_GIVEN INSTRUCTION_
Examine each line of the data. Copy those that contain the string "Robustness".

_THE RECORDS_

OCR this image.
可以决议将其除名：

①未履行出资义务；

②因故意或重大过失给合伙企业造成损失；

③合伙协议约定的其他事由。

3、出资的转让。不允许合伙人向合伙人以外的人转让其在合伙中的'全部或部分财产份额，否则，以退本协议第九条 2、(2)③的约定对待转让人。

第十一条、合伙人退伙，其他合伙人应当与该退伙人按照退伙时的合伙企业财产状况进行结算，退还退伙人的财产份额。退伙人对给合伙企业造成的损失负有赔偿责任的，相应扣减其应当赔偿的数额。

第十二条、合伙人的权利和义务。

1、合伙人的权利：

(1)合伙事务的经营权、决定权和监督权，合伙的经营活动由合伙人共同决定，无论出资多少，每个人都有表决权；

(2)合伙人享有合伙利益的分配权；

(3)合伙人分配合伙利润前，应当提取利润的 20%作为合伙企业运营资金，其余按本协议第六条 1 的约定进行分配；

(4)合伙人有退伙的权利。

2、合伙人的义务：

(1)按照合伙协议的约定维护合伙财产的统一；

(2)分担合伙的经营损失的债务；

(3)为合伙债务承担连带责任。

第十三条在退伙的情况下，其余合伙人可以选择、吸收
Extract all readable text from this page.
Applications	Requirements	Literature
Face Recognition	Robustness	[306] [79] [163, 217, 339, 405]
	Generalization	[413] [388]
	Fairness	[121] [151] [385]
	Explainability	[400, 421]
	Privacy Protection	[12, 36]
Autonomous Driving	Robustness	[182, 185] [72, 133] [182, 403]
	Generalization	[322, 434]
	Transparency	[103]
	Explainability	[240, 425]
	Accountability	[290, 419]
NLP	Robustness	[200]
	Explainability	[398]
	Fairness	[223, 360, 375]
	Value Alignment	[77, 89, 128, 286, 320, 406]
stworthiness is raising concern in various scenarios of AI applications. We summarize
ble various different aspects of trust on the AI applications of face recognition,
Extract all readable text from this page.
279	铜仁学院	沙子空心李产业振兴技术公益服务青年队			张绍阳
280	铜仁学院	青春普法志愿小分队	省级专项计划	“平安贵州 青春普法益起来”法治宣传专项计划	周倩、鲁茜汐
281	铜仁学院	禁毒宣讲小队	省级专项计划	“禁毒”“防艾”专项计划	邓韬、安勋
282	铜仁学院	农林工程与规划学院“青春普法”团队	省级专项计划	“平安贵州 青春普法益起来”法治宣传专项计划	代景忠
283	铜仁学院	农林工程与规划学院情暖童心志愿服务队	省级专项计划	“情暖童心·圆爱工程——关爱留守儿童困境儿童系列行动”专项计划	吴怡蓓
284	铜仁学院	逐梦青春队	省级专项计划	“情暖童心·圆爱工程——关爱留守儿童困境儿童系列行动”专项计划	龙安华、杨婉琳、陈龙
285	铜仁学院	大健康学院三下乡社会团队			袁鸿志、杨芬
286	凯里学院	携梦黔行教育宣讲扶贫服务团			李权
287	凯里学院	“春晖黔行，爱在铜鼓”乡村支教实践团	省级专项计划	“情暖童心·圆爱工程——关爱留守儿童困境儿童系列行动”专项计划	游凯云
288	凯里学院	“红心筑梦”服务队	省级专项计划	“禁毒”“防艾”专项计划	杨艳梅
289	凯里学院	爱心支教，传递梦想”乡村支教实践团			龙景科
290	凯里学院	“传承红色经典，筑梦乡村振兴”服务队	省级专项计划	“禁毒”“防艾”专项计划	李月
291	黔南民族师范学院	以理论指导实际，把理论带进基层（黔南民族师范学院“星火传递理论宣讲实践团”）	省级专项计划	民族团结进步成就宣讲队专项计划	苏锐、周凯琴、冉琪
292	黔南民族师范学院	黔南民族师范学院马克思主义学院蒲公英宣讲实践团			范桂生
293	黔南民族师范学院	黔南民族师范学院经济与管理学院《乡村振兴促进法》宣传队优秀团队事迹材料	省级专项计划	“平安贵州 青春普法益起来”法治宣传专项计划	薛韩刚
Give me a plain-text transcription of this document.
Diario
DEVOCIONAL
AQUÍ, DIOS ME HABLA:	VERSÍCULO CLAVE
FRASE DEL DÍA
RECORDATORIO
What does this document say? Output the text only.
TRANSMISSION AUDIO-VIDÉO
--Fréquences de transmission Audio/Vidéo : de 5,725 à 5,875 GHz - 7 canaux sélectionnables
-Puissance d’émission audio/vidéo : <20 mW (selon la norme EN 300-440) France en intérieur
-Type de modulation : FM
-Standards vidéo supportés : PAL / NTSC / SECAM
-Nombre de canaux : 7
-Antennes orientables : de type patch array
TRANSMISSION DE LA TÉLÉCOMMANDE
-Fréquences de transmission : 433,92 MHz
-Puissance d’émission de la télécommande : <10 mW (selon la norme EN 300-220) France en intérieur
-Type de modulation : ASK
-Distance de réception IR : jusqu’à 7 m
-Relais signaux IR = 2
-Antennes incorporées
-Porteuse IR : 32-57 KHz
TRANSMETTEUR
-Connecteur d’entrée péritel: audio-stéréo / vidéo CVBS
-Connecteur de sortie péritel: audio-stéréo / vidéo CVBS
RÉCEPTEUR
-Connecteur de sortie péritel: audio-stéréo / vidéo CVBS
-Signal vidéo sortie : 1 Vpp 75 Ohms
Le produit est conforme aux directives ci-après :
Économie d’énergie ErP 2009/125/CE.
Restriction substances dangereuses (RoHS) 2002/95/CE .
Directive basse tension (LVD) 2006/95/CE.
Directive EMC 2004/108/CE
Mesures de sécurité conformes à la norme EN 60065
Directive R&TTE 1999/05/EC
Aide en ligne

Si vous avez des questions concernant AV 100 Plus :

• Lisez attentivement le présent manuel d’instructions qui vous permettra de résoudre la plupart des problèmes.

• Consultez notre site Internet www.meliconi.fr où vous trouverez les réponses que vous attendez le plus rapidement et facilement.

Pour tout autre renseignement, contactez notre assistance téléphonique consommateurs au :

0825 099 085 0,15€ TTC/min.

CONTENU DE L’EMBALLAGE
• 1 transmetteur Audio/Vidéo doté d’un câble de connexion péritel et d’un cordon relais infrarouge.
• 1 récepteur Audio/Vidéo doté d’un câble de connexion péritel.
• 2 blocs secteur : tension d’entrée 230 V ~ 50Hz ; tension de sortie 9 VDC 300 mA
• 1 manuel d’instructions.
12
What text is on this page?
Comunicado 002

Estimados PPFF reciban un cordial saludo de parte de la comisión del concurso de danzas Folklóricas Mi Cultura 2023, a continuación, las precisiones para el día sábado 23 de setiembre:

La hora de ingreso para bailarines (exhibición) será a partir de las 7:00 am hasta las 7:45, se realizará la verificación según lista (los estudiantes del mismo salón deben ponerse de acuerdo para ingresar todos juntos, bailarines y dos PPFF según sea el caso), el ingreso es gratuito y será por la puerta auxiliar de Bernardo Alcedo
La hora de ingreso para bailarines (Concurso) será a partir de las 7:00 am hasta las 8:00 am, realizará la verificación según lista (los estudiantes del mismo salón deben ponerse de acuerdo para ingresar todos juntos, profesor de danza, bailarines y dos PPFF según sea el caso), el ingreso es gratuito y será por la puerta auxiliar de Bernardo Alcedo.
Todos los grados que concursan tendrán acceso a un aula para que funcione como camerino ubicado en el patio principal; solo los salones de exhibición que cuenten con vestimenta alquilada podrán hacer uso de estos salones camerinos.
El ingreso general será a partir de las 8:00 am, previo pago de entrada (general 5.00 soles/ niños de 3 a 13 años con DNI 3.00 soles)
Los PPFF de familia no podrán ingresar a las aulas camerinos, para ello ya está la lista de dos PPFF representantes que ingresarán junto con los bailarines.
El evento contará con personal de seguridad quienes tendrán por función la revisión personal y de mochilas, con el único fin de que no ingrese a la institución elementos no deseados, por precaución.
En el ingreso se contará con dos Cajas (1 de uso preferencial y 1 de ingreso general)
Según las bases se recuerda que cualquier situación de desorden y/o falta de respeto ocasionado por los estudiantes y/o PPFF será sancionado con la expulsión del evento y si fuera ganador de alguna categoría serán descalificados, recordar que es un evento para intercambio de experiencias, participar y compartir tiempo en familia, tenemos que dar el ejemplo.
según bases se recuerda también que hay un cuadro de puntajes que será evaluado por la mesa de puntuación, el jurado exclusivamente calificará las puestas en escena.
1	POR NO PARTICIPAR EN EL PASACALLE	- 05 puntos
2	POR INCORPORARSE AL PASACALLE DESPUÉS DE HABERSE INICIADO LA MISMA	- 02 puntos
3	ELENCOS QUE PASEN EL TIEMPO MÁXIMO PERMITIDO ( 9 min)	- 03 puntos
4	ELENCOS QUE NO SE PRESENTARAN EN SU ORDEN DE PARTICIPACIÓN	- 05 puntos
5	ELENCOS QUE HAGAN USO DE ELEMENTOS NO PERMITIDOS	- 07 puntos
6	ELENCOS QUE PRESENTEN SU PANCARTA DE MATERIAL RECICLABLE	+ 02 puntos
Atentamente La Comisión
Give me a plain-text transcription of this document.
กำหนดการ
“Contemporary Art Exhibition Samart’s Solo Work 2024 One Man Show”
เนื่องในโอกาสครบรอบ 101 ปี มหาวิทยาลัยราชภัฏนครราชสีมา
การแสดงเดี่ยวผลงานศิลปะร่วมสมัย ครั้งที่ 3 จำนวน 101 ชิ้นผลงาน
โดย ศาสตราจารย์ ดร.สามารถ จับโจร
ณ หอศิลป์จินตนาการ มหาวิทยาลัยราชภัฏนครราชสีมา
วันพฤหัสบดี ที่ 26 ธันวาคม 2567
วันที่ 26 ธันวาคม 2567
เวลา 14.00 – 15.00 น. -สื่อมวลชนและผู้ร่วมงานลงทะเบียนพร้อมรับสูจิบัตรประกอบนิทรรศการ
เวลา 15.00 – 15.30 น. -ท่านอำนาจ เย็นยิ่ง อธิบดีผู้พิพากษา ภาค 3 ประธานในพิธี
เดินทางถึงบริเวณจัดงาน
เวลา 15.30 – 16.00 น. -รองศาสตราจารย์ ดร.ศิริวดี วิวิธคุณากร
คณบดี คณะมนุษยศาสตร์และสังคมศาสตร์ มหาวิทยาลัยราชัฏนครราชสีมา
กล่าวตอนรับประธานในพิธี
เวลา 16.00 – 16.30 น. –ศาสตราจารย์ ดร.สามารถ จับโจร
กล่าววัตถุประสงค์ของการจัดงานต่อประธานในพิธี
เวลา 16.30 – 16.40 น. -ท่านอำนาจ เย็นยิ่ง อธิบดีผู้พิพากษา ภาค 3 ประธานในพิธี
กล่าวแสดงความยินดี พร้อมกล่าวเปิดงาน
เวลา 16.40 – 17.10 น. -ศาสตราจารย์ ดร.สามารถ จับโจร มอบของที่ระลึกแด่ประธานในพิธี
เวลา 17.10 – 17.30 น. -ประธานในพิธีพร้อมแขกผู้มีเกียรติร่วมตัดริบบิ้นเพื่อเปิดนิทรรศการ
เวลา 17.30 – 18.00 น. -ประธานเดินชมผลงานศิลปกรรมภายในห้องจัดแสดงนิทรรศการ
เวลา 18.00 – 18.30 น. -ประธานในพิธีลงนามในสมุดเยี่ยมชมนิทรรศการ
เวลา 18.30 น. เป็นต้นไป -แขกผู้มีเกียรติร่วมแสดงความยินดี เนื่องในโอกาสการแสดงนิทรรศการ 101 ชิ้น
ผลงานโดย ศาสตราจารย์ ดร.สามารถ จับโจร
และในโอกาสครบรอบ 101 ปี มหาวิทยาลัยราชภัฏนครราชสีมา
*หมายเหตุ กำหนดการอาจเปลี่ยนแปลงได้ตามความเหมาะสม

_EXERCISE RESPONSE_
Face Recognition	Robustness	[306] [79] [163, 217, 339, 405]
Autonomous Driving	Robustness	[182, 185] [72, 133] [182, 403]
NLP	Robustness	[200]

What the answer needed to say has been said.